- [Directive]: Reproduce the records below exactly as they appear.

(Saved entries)
··········
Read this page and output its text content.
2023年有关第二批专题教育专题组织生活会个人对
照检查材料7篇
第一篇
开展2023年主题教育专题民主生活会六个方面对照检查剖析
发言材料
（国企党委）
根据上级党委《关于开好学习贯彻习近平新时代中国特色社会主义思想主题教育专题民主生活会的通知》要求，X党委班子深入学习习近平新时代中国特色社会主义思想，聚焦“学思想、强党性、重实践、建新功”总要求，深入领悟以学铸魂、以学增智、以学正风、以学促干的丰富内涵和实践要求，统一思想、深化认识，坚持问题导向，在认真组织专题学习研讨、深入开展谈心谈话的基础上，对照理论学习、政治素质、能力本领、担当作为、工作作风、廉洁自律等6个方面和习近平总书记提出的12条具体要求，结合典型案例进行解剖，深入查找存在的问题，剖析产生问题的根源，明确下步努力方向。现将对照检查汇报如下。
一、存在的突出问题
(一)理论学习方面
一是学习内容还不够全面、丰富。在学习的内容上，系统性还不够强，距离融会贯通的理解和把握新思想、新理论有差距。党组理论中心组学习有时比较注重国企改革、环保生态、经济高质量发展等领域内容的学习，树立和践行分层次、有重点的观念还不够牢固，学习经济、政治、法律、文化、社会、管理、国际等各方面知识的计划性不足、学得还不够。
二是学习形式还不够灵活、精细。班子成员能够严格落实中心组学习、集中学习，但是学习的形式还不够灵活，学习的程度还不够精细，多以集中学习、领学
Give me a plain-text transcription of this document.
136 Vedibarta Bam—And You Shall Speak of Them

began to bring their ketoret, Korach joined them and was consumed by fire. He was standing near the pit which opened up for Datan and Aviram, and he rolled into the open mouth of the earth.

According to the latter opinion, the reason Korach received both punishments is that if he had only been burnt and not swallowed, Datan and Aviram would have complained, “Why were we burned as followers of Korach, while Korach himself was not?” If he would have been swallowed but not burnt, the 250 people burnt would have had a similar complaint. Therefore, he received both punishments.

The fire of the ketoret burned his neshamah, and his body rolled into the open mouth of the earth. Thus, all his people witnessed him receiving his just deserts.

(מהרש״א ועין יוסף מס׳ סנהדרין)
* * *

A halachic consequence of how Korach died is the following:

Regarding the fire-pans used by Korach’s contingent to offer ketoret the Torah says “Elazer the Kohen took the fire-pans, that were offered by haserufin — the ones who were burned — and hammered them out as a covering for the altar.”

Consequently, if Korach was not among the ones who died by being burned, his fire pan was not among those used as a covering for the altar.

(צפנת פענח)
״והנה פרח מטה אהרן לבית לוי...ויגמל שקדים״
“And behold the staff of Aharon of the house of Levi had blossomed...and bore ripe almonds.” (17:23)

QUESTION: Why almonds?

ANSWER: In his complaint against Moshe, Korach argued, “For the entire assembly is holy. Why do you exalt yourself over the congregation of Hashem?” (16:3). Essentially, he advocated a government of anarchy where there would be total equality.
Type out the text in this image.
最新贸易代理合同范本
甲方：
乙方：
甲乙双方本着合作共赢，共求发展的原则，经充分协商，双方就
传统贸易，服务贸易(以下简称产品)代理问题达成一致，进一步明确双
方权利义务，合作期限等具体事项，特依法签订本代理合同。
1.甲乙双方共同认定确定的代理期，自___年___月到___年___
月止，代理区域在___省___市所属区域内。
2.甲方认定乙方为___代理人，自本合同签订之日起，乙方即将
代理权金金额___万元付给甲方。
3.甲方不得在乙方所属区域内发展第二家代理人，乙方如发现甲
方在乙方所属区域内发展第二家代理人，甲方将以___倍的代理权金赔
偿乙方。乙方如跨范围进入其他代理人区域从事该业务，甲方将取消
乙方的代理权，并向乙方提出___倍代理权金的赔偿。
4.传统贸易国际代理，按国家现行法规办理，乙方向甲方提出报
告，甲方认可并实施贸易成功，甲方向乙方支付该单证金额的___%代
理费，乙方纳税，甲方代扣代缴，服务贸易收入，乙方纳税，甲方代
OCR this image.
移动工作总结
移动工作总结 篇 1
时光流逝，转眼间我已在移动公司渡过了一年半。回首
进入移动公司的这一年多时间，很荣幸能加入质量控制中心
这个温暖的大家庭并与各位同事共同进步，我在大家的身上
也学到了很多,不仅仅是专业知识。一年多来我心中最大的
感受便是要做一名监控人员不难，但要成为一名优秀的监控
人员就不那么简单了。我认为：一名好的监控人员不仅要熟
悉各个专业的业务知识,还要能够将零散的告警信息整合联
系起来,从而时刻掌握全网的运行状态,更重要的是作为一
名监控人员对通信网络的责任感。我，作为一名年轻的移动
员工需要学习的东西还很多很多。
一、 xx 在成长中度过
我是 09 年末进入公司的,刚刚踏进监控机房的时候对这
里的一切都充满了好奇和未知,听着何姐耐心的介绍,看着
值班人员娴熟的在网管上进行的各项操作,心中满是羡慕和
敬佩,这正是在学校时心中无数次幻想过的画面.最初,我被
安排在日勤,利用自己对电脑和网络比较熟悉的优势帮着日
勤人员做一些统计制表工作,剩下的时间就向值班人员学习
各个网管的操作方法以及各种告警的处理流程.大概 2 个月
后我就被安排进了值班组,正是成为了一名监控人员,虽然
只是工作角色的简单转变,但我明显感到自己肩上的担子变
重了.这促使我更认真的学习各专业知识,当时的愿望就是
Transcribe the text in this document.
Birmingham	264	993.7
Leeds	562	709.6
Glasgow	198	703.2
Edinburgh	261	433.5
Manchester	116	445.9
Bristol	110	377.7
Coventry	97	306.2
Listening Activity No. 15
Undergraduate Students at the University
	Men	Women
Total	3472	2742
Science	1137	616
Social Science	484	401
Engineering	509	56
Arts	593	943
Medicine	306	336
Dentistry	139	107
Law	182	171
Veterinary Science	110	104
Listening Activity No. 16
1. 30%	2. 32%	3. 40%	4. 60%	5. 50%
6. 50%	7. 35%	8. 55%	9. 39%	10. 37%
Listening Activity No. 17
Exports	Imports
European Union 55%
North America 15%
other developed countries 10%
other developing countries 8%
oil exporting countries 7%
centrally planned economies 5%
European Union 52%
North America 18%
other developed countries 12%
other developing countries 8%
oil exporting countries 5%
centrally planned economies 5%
··········
- [Exercise output]:
Read this page and output its text content.
2023年有关第二批专题教育专题组织生活会个人对
照检查材料7篇
第一篇
开展2023年主题教育专题民主生活会六个方面对照检查剖析
发言材料
（国企党委）
根据上级党委《关于开好学习贯彻习近平新时代中国特色社会主义思想主题教育专题民主生活会的通知》要求，X党委班子深入学习习近平新时代中国特色社会主义思想，聚焦“学思想、强党性、重实践、建新功”总要求，深入领悟以学铸魂、以学增智、以学正风、以学促干的丰富内涵和实践要求，统一思想、深化认识，坚持问题导向，在认真组织专题学习研讨、深入开展谈心谈话的基础上，对照理论学习、政治素质、能力本领、担当作为、工作作风、廉洁自律等6个方面和习近平总书记提出的12条具体要求，结合典型案例进行解剖，深入查找存在的问题，剖析产生问题的根源，明确下步努力方向。现将对照检查汇报如下。
一、存在的突出问题
(一)理论学习方面
一是学习内容还不够全面、丰富。在学习的内容上，系统性还不够强，距离融会贯通的理解和把握新思想、新理论有差距。党组理论中心组学习有时比较注重国企改革、环保生态、经济高质量发展等领域内容的学习，树立和践行分层次、有重点的观念还不够牢固，学习经济、政治、法律、文化、社会、管理、国际等各方面知识的计划性不足、学得还不够。
二是学习形式还不够灵活、精细。班子成员能够严格落实中心组学习、集中学习，但是学习的形式还不够灵活，学习的程度还不够精细，多以集中学习、领学
Give me a plain-text transcription of this document.
136 Vedibarta Bam—And You Shall Speak of Them

began to bring their ketoret, Korach joined them and was consumed by fire. He was standing near the pit which opened up for Datan and Aviram, and he rolled into the open mouth of the earth.

According to the latter opinion, the reason Korach received both punishments is that if he had only been burnt and not swallowed, Datan and Aviram would have complained, “Why were we burned as followers of Korach, while Korach himself was not?” If he would have been swallowed but not burnt, the 250 people burnt would have had a similar complaint. Therefore, he received both punishments.

The fire of the ketoret burned his neshamah, and his body rolled into the open mouth of the earth. Thus, all his people witnessed him receiving his just deserts.

(מהרש״א ועין יוסף מס׳ סנהדרין)
* * *

A halachic consequence of how Korach died is the following:

Regarding the fire-pans used by Korach’s contingent to offer ketoret the Torah says “Elazer the Kohen took the fire-pans, that were offered by haserufin — the ones who were burned — and hammered them out as a covering for the altar.”

Consequently, if Korach was not among the ones who died by being burned, his fire pan was not among those used as a covering for the altar.

(צפנת פענח)
״והנה פרח מטה אהרן לבית לוי...ויגמל שקדים״
“And behold the staff of Aharon of the house of Levi had blossomed...and bore ripe almonds.” (17:23)

QUESTION: Why almonds?

ANSWER: In his complaint against Moshe, Korach argued, “For the entire assembly is holy. Why do you exalt yourself over the congregation of Hashem?” (16:3). Essentially, he advocated a government of anarchy where there would be total equality.
Type out the text in this image.
最新贸易代理合同范本
甲方：
乙方：
甲乙双方本着合作共赢，共求发展的原则，经充分协商，双方就
传统贸易，服务贸易(以下简称产品)代理问题达成一致，进一步明确双
方权利义务，合作期限等具体事项，特依法签订本代理合同。
1.甲乙双方共同认定确定的代理期，自___年___月到___年___
月止，代理区域在___省___市所属区域内。
2.甲方认定乙方为___代理人，自本合同签订之日起，乙方即将
代理权金金额___万元付给甲方。
3.甲方不得在乙方所属区域内发展第二家代理人，乙方如发现甲
方在乙方所属区域内发展第二家代理人，甲方将以___倍的代理权金赔
偿乙方。乙方如跨范围进入其他代理人区域从事该业务，甲方将取消
乙方的代理权，并向乙方提出___倍代理权金的赔偿。
4.传统贸易国际代理，按国家现行法规办理，乙方向甲方提出报
告，甲方认可并实施贸易成功，甲方向乙方支付该单证金额的___%代
理费，乙方纳税，甲方代扣代缴，服务贸易收入，乙方纳税，甲方代
OCR this image.
移动工作总结
移动工作总结 篇 1
时光流逝，转眼间我已在移动公司渡过了一年半。回首
进入移动公司的这一年多时间，很荣幸能加入质量控制中心
这个温暖的大家庭并与各位同事共同进步，我在大家的身上
也学到了很多,不仅仅是专业知识。一年多来我心中最大的
感受便是要做一名监控人员不难，但要成为一名优秀的监控
人员就不那么简单了。我认为：一名好的监控人员不仅要熟
悉各个专业的业务知识,还要能够将零散的告警信息整合联
系起来,从而时刻掌握全网的运行状态,更重要的是作为一
名监控人员对通信网络的责任感。我，作为一名年轻的移动
员工需要学习的东西还很多很多。
一、 xx 在成长中度过
我是 09 年末进入公司的,刚刚踏进监控机房的时候对这
里的一切都充满了好奇和未知,听着何姐耐心的介绍,看着
值班人员娴熟的在网管上进行的各项操作,心中满是羡慕和
敬佩,这正是在学校时心中无数次幻想过的画面.最初,我被
安排在日勤,利用自己对电脑和网络比较熟悉的优势帮着日
勤人员做一些统计制表工作,剩下的时间就向值班人员学习
各个网管的操作方法以及各种告警的处理流程.大概 2 个月
后我就被安排进了值班组,正是成为了一名监控人员,虽然
只是工作角色的简单转变,但我明显感到自己肩上的担子变
重了.这促使我更认真的学习各专业知识,当时的愿望就是
Transcribe the text in this document.
Birmingham	264	993.7
Leeds	562	709.6
Glasgow	198	703.2
Edinburgh	261	433.5
Manchester	116	445.9
Bristol	110	377.7
Coventry	97	306.2
Listening Activity No. 15
Undergraduate Students at the University
	Men	Women
Total	3472	2742
Science	1137	616
Social Science	484	401
Engineering	509	56
Arts	593	943
Medicine	306	336
Dentistry	139	107
Law	182	171
Veterinary Science	110	104
Listening Activity No. 16
1. 30%	2. 32%	3. 40%	4. 60%	5. 50%
6. 50%	7. 35%	8. 55%	9. 39%	10. 37%
Listening Activity No. 17
Exports	Imports
European Union 55%
North America 15%
other developed countries 10%
other developing countries 8%
oil exporting countries 7%
centrally planned economies 5%
European Union 52%
North America 18%
other developed countries 12%
other developing countries 8%
oil exporting countries 5%
centrally planned economies 5%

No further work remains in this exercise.